[Items listed in a dataset]
○ ○ ○ ○ ○ ○ ○
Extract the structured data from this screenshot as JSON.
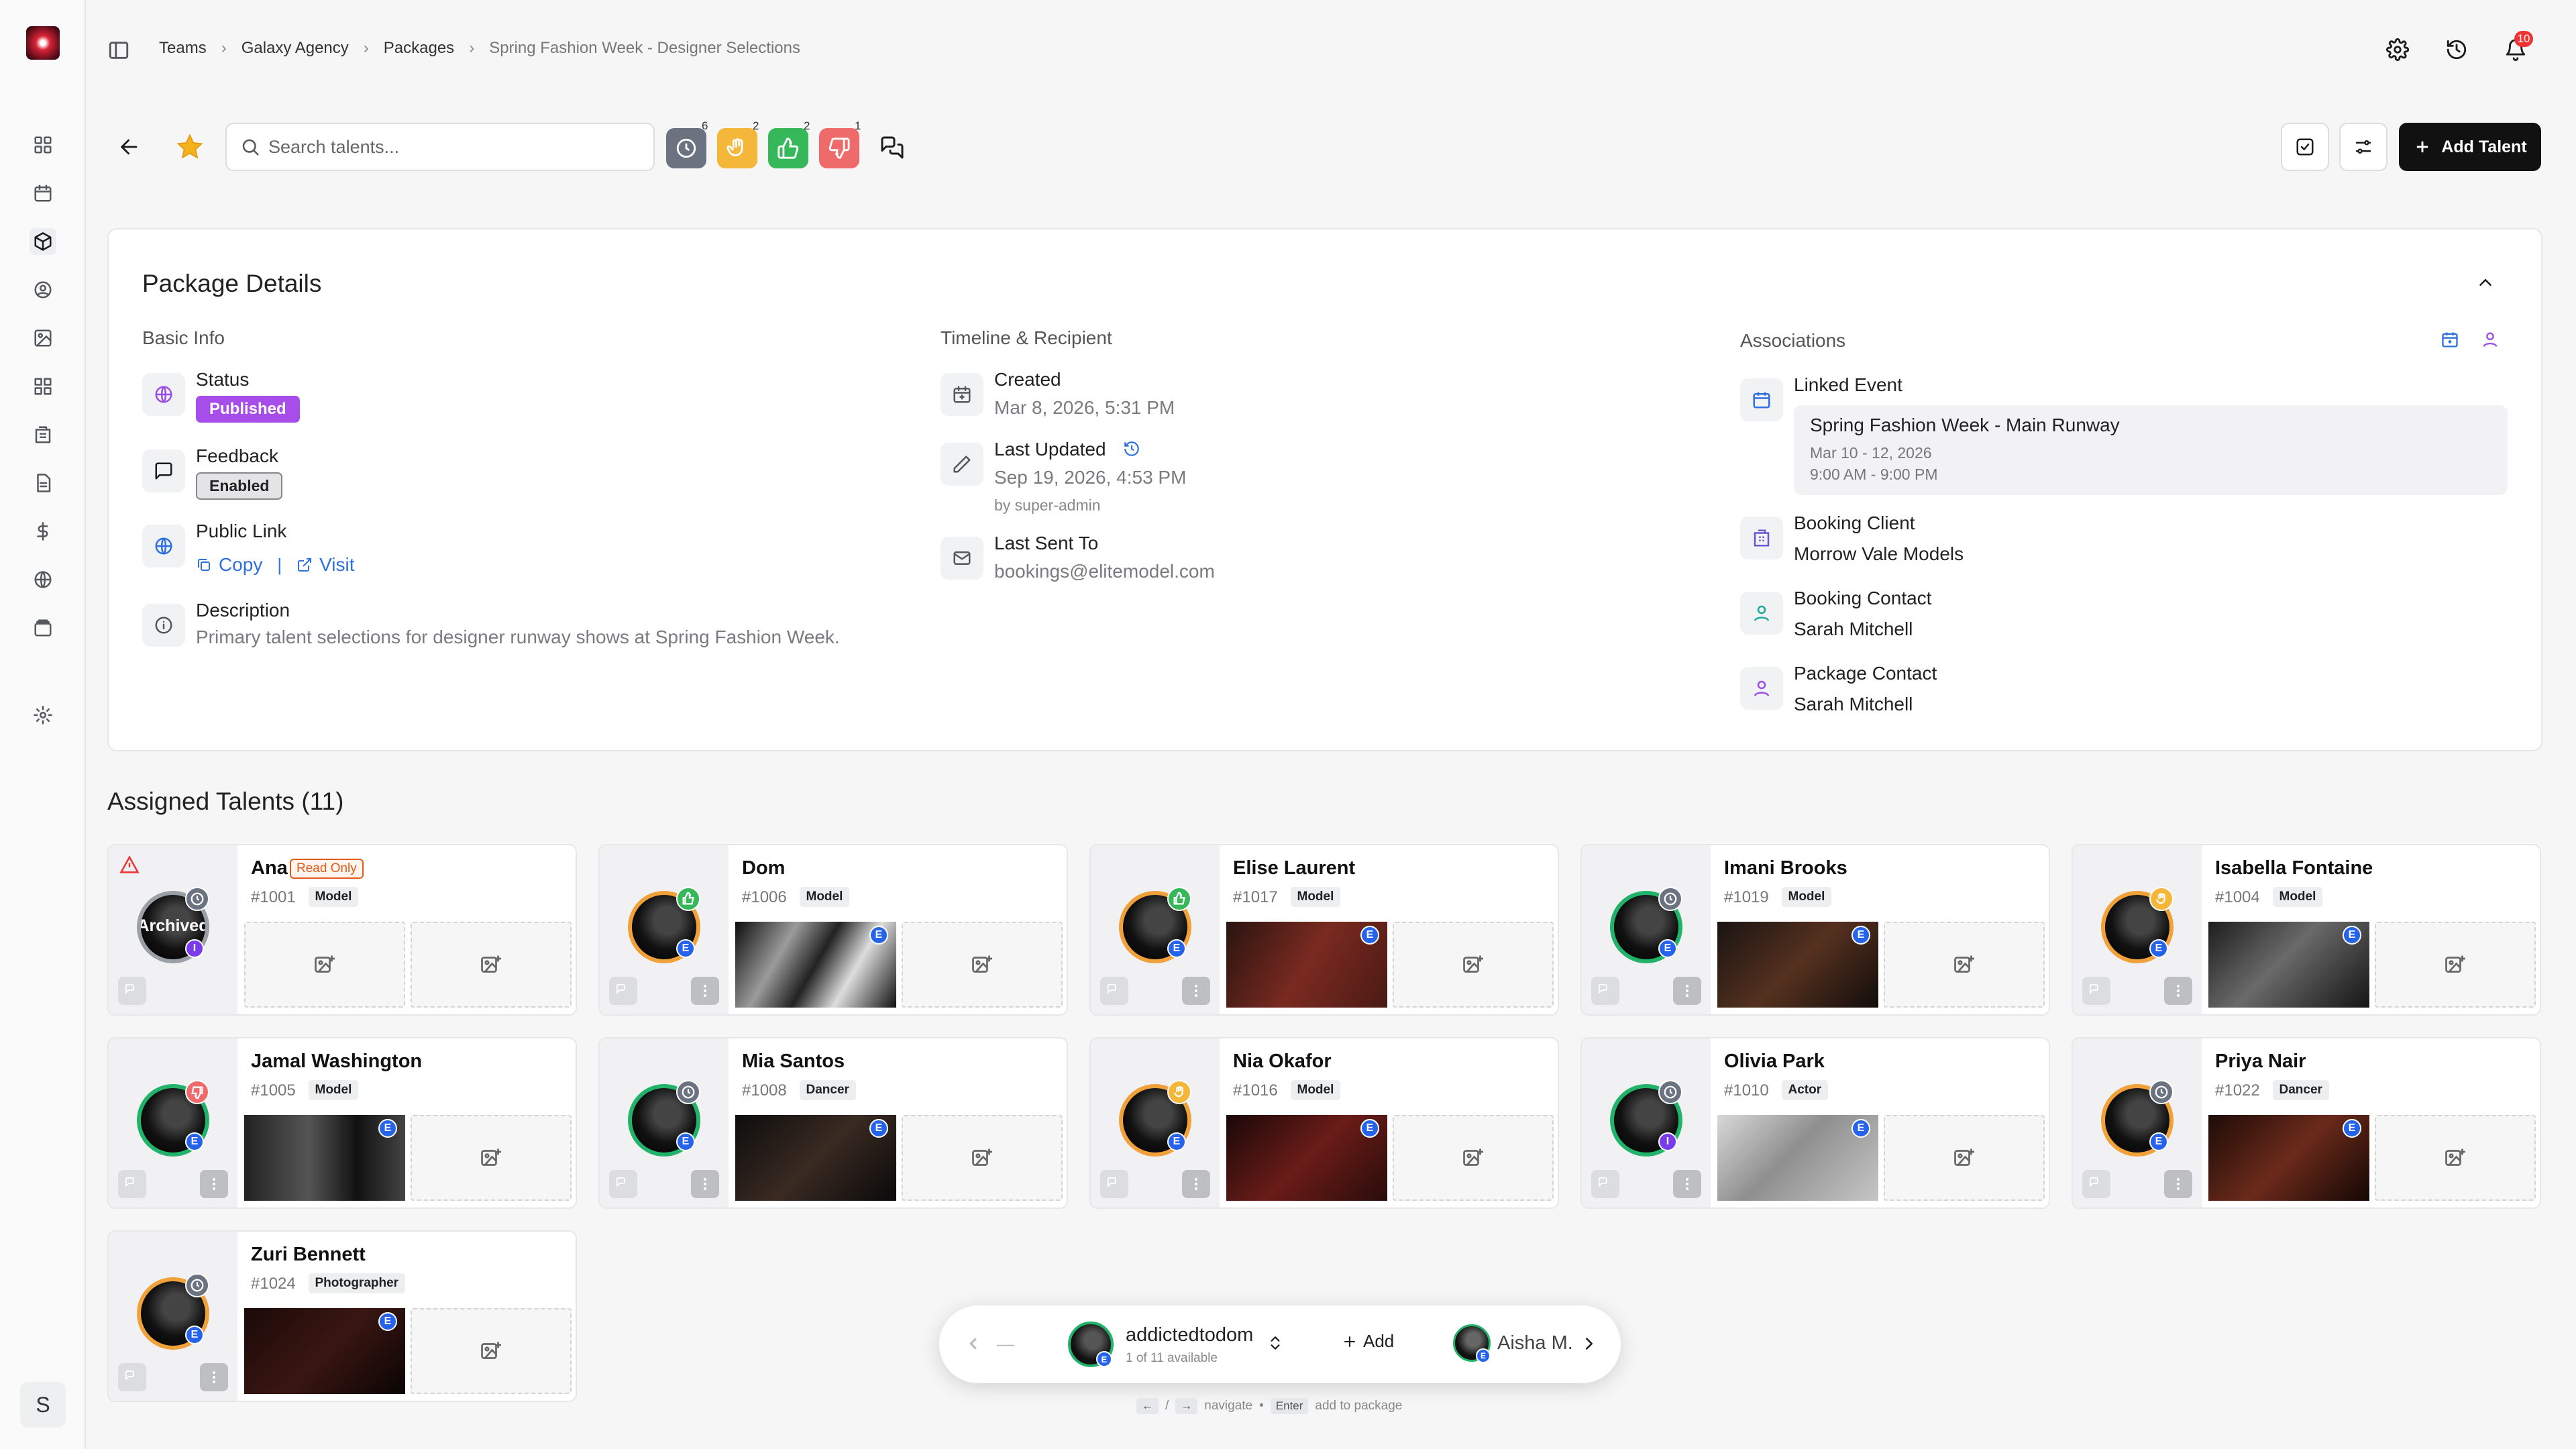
{
  "breadcrumb": [
    "Teams",
    "Galaxy Agency",
    "Packages",
    "Spring Fashion Week - Designer Selections"
  ],
  "notifications_count": "10",
  "user_initial": "S",
  "search": {
    "placeholder": "Search talents..."
  },
  "filters": [
    {
      "name": "pending",
      "count": "6",
      "color": "#6b7280"
    },
    {
      "name": "hold",
      "count": "2",
      "color": "#f4b73a"
    },
    {
      "name": "approved",
      "count": "2",
      "color": "#35b75a"
    },
    {
      "name": "rejected",
      "count": "1",
      "color": "#ef6b6b"
    }
  ],
  "add_talent_label": "Add Talent",
  "package": {
    "title": "Package Details",
    "basic_info_heading": "Basic Info",
    "status_label": "Status",
    "status_value": "Published",
    "feedback_label": "Feedback",
    "feedback_value": "Enabled",
    "public_link_label": "Public Link",
    "copy_label": "Copy",
    "visit_label": "Visit",
    "description_label": "Description",
    "description_value": "Primary talent selections for designer runway shows at Spring Fashion Week.",
    "timeline_heading": "Timeline & Recipient",
    "created_label": "Created",
    "created_value": "Mar 8, 2026, 5:31 PM",
    "updated_label": "Last Updated",
    "updated_value": "Sep 19, 2026, 4:53 PM",
    "updated_by": "by super-admin",
    "sent_label": "Last Sent To",
    "sent_value": "bookings@elitemodel.com",
    "associations_heading": "Associations",
    "linked_event_label": "Linked Event",
    "event_name": "Spring Fashion Week - Main Runway",
    "event_dates": "Mar 10 - 12, 2026",
    "event_time": "9:00 AM - 9:00 PM",
    "booking_client_label": "Booking Client",
    "booking_client_value": "Morrow Vale Models",
    "booking_contact_label": "Booking Contact",
    "booking_contact_value": "Sarah Mitchell",
    "package_contact_label": "Package Contact",
    "package_contact_value": "Sarah Mitchell"
  },
  "assigned_title": "Assigned Talents (11)",
  "talents": [
    {
      "name": "Ana",
      "id": "#1001",
      "role": "Model",
      "status": "pending",
      "tag": "Read Only",
      "archived": "Archived",
      "photo": false
    },
    {
      "name": "Dom",
      "id": "#1006",
      "role": "Model",
      "status": "approved",
      "photo": true
    },
    {
      "name": "Elise Laurent",
      "id": "#1017",
      "role": "Model",
      "status": "approved",
      "photo": true
    },
    {
      "name": "Imani Brooks",
      "id": "#1019",
      "role": "Model",
      "status": "pending",
      "photo": true
    },
    {
      "name": "Isabella Fontaine",
      "id": "#1004",
      "role": "Model",
      "status": "hold",
      "photo": true
    },
    {
      "name": "Jamal Washington",
      "id": "#1005",
      "role": "Model",
      "status": "rejected",
      "photo": true
    },
    {
      "name": "Mia Santos",
      "id": "#1008",
      "role": "Dancer",
      "status": "pending",
      "photo": true
    },
    {
      "name": "Nia Okafor",
      "id": "#1016",
      "role": "Model",
      "status": "hold",
      "photo": true
    },
    {
      "name": "Olivia Park",
      "id": "#1010",
      "role": "Actor",
      "status": "pending",
      "photo": true
    },
    {
      "name": "Priya Nair",
      "id": "#1022",
      "role": "Dancer",
      "status": "pending",
      "photo": true
    },
    {
      "name": "Zuri Bennett",
      "id": "#1024",
      "role": "Photographer",
      "status": "pending",
      "photo": true
    }
  ],
  "bottom_nav": {
    "prev_label": "—",
    "current_name": "addictedtodom",
    "current_sub": "1 of 11 available",
    "add_label": "Add",
    "next_name": "Aisha M."
  },
  "hints": {
    "sep": "/",
    "navigate": "navigate",
    "enter": "Enter",
    "add_to_package": "add to package"
  }
}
○ ○ ○ ○ ○ ○ ○
§ Required task
Omit all pictures while transcribing the entries verbatim.

§ Answer to the problem
Extract the structured data from this screenshot as JSON.
{
  "breadcrumb": [
    "Teams",
    "Galaxy Agency",
    "Packages",
    "Spring Fashion Week - Designer Selections"
  ],
  "notifications_count": "10",
  "user_initial": "S",
  "search": {
    "placeholder": "Search talents..."
  },
  "filters": [
    {
      "name": "pending",
      "count": "6",
      "color": "#6b7280"
    },
    {
      "name": "hold",
      "count": "2",
      "color": "#f4b73a"
    },
    {
      "name": "approved",
      "count": "2",
      "color": "#35b75a"
    },
    {
      "name": "rejected",
      "count": "1",
      "color": "#ef6b6b"
    }
  ],
  "add_talent_label": "Add Talent",
  "package": {
    "title": "Package Details",
    "basic_info_heading": "Basic Info",
    "status_label": "Status",
    "status_value": "Published",
    "feedback_label": "Feedback",
    "feedback_value": "Enabled",
    "public_link_label": "Public Link",
    "copy_label": "Copy",
    "visit_label": "Visit",
    "description_label": "Description",
    "description_value": "Primary talent selections for designer runway shows at Spring Fashion Week.",
    "timeline_heading": "Timeline & Recipient",
    "created_label": "Created",
    "created_value": "Mar 8, 2026, 5:31 PM",
    "updated_label": "Last Updated",
    "updated_value": "Sep 19, 2026, 4:53 PM",
    "updated_by": "by super-admin",
    "sent_label": "Last Sent To",
    "sent_value": "bookings@elitemodel.com",
    "associations_heading": "Associations",
    "linked_event_label": "Linked Event",
    "event_name": "Spring Fashion Week - Main Runway",
    "event_dates": "Mar 10 - 12, 2026",
    "event_time": "9:00 AM - 9:00 PM",
    "booking_client_label": "Booking Client",
    "booking_client_value": "Morrow Vale Models",
    "booking_contact_label": "Booking Contact",
    "booking_contact_value": "Sarah Mitchell",
    "package_contact_label": "Package Contact",
    "package_contact_value": "Sarah Mitchell"
  },
  "assigned_title": "Assigned Talents (11)",
  "talents": [
    {
      "name": "Ana",
      "id": "#1001",
      "role": "Model",
      "status": "pending",
      "tag": "Read Only",
      "archived": "Archived",
      "photo": false
    },
    {
      "name": "Dom",
      "id": "#1006",
      "role": "Model",
      "status": "approved",
      "photo": true
    },
    {
      "name": "Elise Laurent",
      "id": "#1017",
      "role": "Model",
      "status": "approved",
      "photo": true
    },
    {
      "name": "Imani Brooks",
      "id": "#1019",
      "role": "Model",
      "status": "pending",
      "photo": true
    },
    {
      "name": "Isabella Fontaine",
      "id": "#1004",
      "role": "Model",
      "status": "hold",
      "photo": true
    },
    {
      "name": "Jamal Washington",
      "id": "#1005",
      "role": "Model",
      "status": "rejected",
      "photo": true
    },
    {
      "name": "Mia Santos",
      "id": "#1008",
      "role": "Dancer",
      "status": "pending",
      "photo": true
    },
    {
      "name": "Nia Okafor",
      "id": "#1016",
      "role": "Model",
      "status": "hold",
      "photo": true
    },
    {
      "name": "Olivia Park",
      "id": "#1010",
      "role": "Actor",
      "status": "pending",
      "photo": true
    },
    {
      "name": "Priya Nair",
      "id": "#1022",
      "role": "Dancer",
      "status": "pending",
      "photo": true
    },
    {
      "name": "Zuri Bennett",
      "id": "#1024",
      "role": "Photographer",
      "status": "pending",
      "photo": true
    }
  ],
  "bottom_nav": {
    "prev_label": "—",
    "current_name": "addictedtodom",
    "current_sub": "1 of 11 available",
    "add_label": "Add",
    "next_name": "Aisha M."
  },
  "hints": {
    "sep": "/",
    "navigate": "navigate",
    "enter": "Enter",
    "add_to_package": "add to package"
  }
}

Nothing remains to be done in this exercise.